- Work required -
Copy out the data word for word, from its first line through the line containing "106, 122, 122]", inclusive.

__________

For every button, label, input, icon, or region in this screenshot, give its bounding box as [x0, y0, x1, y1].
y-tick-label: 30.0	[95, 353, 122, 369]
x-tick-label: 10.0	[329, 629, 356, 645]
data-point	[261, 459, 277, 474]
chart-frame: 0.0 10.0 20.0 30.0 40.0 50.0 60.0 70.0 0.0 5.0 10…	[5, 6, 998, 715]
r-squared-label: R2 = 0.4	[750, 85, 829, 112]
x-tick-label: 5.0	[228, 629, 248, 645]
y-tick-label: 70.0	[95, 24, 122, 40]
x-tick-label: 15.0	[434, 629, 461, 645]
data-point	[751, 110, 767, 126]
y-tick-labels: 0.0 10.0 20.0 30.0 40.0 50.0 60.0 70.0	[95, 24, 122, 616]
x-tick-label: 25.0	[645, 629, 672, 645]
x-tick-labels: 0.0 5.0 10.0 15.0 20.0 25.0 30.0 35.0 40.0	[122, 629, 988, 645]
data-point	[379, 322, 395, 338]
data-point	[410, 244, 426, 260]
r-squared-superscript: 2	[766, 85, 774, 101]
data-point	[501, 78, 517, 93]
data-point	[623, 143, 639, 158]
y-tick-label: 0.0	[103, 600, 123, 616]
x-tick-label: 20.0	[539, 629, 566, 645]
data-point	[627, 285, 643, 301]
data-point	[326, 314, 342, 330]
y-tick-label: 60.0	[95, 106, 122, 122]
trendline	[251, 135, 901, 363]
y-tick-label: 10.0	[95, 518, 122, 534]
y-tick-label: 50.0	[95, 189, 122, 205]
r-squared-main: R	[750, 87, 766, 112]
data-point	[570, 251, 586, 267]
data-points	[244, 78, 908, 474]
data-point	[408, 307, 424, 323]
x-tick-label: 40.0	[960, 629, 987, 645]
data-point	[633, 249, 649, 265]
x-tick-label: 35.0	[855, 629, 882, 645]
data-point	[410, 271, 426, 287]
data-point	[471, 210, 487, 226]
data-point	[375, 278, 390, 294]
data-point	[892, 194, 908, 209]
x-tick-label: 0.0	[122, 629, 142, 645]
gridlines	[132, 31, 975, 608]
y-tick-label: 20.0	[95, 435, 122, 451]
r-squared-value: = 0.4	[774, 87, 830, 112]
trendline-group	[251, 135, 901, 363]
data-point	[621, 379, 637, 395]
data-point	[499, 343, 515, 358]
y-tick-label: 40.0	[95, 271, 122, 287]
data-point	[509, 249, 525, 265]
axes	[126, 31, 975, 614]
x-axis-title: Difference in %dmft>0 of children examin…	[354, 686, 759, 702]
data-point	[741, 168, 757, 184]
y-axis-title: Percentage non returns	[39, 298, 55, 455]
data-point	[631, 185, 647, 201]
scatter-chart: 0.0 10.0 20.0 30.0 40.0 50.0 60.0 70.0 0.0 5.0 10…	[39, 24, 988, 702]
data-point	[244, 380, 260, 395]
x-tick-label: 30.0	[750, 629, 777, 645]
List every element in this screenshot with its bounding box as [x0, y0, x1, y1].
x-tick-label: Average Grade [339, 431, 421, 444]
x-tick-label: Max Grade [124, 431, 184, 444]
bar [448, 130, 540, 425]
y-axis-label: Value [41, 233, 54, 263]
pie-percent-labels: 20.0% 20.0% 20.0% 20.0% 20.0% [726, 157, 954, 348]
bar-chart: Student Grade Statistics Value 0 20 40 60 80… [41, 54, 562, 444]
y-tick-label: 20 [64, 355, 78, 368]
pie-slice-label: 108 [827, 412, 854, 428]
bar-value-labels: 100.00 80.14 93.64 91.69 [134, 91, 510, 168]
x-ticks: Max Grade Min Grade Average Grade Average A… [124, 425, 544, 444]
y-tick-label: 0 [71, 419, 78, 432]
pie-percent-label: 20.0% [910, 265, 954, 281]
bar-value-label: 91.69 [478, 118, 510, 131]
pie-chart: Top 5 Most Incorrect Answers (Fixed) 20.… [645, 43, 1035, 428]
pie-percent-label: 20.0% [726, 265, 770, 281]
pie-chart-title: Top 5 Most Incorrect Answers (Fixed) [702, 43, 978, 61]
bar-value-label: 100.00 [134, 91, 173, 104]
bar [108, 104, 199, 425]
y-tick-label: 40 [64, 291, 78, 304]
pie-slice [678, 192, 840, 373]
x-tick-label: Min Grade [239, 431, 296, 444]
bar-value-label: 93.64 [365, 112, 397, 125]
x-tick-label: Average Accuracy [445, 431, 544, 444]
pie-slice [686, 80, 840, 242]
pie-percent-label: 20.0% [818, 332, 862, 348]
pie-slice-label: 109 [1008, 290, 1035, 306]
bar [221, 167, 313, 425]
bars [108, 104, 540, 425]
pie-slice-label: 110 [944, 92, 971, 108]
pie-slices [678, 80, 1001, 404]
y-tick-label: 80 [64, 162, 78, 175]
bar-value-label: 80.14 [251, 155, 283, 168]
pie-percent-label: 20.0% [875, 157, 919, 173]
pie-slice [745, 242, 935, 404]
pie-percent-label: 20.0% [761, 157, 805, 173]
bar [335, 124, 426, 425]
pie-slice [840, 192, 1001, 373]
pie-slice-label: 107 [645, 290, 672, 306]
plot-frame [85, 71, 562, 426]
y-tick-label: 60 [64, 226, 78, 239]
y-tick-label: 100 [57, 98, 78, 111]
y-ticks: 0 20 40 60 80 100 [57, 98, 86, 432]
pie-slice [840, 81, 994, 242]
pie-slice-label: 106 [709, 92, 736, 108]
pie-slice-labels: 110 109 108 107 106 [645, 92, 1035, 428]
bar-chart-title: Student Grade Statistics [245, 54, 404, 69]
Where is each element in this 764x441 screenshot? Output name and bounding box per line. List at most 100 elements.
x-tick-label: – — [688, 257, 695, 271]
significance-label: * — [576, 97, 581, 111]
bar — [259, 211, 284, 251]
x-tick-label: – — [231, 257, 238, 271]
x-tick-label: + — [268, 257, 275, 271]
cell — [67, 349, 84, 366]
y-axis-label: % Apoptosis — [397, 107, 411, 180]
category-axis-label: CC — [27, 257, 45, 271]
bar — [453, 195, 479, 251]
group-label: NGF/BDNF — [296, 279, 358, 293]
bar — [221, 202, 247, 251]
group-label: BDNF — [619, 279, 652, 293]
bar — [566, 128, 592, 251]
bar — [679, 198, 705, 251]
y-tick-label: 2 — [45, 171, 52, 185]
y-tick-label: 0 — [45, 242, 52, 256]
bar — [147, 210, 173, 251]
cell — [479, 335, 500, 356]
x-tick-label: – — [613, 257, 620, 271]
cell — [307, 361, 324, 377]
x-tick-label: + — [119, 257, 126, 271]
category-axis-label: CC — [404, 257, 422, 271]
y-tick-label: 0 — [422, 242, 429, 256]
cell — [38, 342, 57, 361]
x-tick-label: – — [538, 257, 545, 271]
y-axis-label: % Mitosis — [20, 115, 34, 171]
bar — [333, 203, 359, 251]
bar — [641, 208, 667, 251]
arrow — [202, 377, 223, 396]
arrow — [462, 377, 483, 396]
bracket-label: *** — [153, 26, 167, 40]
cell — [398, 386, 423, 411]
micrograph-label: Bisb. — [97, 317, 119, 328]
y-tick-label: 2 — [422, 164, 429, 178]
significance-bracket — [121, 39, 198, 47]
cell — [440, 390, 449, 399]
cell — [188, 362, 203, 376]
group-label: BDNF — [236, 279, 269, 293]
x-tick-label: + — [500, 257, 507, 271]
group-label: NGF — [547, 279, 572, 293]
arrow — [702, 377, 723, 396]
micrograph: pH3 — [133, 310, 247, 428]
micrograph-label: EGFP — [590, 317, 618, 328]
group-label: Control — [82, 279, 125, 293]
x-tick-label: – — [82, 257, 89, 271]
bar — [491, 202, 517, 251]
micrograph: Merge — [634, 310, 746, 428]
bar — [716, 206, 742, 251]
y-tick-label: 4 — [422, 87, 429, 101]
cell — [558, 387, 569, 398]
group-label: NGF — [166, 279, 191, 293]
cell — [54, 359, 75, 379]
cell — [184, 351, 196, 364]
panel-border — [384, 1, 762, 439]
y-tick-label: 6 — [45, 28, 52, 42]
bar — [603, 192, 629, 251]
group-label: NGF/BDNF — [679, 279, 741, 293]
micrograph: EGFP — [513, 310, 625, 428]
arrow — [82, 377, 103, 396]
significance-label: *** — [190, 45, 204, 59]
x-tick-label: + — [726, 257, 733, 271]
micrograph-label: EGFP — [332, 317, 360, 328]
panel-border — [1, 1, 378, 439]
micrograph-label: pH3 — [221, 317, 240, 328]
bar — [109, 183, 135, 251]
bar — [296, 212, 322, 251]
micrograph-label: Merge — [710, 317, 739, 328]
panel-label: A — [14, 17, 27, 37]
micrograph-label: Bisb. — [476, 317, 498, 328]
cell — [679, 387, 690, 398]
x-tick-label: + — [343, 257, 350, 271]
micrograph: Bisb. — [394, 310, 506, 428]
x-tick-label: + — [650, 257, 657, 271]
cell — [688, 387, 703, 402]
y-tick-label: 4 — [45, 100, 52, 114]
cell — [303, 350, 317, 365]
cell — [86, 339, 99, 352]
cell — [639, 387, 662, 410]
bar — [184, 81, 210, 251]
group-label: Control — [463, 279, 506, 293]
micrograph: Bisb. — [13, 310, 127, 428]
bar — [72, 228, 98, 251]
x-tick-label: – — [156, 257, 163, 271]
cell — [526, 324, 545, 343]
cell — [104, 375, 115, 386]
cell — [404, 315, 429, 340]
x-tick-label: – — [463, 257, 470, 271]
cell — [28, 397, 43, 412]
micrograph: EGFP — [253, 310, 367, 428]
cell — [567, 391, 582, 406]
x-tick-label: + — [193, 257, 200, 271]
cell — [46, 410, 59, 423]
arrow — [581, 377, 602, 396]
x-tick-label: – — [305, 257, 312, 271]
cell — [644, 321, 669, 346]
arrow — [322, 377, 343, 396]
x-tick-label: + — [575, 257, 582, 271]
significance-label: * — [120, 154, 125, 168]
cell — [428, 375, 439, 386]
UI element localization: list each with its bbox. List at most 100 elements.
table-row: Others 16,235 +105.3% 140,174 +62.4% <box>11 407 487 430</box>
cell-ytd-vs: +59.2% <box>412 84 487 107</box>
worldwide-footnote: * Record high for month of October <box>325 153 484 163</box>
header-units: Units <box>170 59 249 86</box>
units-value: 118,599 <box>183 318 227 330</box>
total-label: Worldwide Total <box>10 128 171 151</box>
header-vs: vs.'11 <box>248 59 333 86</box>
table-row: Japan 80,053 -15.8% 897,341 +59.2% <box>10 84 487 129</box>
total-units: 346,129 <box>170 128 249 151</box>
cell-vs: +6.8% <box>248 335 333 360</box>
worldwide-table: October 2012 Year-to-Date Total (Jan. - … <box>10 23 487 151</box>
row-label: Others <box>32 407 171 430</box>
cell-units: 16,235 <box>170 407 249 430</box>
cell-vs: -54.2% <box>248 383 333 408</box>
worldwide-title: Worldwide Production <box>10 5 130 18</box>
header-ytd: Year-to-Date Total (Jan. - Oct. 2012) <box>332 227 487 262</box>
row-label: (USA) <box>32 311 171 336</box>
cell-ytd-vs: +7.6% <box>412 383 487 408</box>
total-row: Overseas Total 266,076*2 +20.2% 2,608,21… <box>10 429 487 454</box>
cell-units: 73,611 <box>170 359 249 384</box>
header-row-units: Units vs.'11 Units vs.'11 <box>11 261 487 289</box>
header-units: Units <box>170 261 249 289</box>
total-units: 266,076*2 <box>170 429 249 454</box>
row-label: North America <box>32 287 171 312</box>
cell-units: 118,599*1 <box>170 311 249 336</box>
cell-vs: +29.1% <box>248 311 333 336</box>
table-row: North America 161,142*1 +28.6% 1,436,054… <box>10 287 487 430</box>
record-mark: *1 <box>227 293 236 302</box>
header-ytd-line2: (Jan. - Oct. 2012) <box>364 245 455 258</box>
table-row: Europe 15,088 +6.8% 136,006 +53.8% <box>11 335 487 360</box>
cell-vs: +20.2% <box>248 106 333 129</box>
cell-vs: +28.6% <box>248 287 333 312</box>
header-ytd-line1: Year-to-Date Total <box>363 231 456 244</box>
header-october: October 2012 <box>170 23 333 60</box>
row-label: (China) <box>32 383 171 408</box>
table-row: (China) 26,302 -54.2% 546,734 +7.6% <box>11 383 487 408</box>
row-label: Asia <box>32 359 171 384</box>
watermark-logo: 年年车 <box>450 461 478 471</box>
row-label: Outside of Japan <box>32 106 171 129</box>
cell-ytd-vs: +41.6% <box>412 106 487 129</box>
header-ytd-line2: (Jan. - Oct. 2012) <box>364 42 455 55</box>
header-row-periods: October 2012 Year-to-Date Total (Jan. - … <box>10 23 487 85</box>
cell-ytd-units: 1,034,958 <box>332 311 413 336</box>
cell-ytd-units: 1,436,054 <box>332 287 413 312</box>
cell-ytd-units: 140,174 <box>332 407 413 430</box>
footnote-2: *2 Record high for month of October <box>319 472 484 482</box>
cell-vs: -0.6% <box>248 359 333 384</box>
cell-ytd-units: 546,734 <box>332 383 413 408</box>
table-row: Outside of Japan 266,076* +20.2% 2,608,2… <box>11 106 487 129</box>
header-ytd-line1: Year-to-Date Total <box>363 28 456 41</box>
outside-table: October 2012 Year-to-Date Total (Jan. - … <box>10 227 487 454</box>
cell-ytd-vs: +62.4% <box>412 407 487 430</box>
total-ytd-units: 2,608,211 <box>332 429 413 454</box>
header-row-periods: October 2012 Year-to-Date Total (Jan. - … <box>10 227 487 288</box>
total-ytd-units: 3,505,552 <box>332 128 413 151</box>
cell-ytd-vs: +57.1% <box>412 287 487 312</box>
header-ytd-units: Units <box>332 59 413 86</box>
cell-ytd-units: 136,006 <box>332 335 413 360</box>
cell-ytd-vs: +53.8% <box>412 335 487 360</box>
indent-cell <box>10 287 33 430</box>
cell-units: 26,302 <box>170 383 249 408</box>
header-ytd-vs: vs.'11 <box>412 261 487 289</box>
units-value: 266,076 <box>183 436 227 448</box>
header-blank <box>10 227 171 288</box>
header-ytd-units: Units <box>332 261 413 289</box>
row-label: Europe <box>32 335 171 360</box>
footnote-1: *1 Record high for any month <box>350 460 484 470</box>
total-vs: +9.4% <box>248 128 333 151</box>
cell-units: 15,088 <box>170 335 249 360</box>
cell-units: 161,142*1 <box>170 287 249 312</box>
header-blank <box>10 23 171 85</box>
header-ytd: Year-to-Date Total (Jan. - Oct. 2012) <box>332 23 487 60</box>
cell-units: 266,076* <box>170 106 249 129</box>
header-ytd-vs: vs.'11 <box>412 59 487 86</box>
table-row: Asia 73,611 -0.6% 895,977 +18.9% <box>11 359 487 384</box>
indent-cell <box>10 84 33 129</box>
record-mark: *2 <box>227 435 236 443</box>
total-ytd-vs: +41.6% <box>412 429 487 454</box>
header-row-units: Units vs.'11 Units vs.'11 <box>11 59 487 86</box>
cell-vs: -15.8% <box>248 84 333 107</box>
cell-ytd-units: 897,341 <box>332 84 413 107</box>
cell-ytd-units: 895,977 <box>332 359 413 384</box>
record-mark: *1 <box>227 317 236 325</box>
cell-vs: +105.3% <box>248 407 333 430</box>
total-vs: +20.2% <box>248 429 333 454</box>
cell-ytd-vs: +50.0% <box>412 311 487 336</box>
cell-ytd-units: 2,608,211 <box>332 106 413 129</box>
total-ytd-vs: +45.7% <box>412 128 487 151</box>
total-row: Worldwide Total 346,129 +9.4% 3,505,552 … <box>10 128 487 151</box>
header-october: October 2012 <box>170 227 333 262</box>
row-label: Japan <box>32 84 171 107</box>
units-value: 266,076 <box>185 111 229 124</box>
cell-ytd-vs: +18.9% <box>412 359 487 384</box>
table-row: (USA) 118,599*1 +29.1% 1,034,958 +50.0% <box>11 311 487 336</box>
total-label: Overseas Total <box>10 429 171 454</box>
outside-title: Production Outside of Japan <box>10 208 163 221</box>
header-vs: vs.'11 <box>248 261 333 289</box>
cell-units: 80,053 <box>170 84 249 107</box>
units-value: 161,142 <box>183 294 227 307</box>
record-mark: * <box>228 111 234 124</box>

__________

- The response -
For every button, label, input, icon, or region in this screenshot, give its bounding box as [x0, y0, x1, y1].
y-tick-label: 30.0	[95, 353, 122, 369]
x-tick-label: 10.0	[329, 629, 356, 645]
data-point	[261, 459, 277, 474]
chart-frame: 0.0 10.0 20.0 30.0 40.0 50.0 60.0 70.0 0.0 5.0 10…	[5, 6, 998, 715]
r-squared-label: R2 = 0.4	[750, 85, 829, 112]
x-tick-label: 5.0	[228, 629, 248, 645]
y-tick-label: 70.0	[95, 24, 122, 40]
x-tick-label: 15.0	[434, 629, 461, 645]
data-point	[751, 110, 767, 126]
y-tick-labels: 0.0 10.0 20.0 30.0 40.0 50.0 60.0 70.0	[95, 24, 122, 616]
x-tick-label: 25.0	[645, 629, 672, 645]
x-tick-labels: 0.0 5.0 10.0 15.0 20.0 25.0 30.0 35.0 40.0	[122, 629, 988, 645]
data-point	[379, 322, 395, 338]
data-point	[410, 244, 426, 260]
r-squared-superscript: 2	[766, 85, 774, 101]
data-point	[501, 78, 517, 93]
data-point	[623, 143, 639, 158]
y-tick-label: 0.0	[103, 600, 123, 616]
x-tick-label: 20.0	[539, 629, 566, 645]
data-point	[627, 285, 643, 301]
data-point	[326, 314, 342, 330]
y-tick-label: 60.0	[95, 106, 122, 122]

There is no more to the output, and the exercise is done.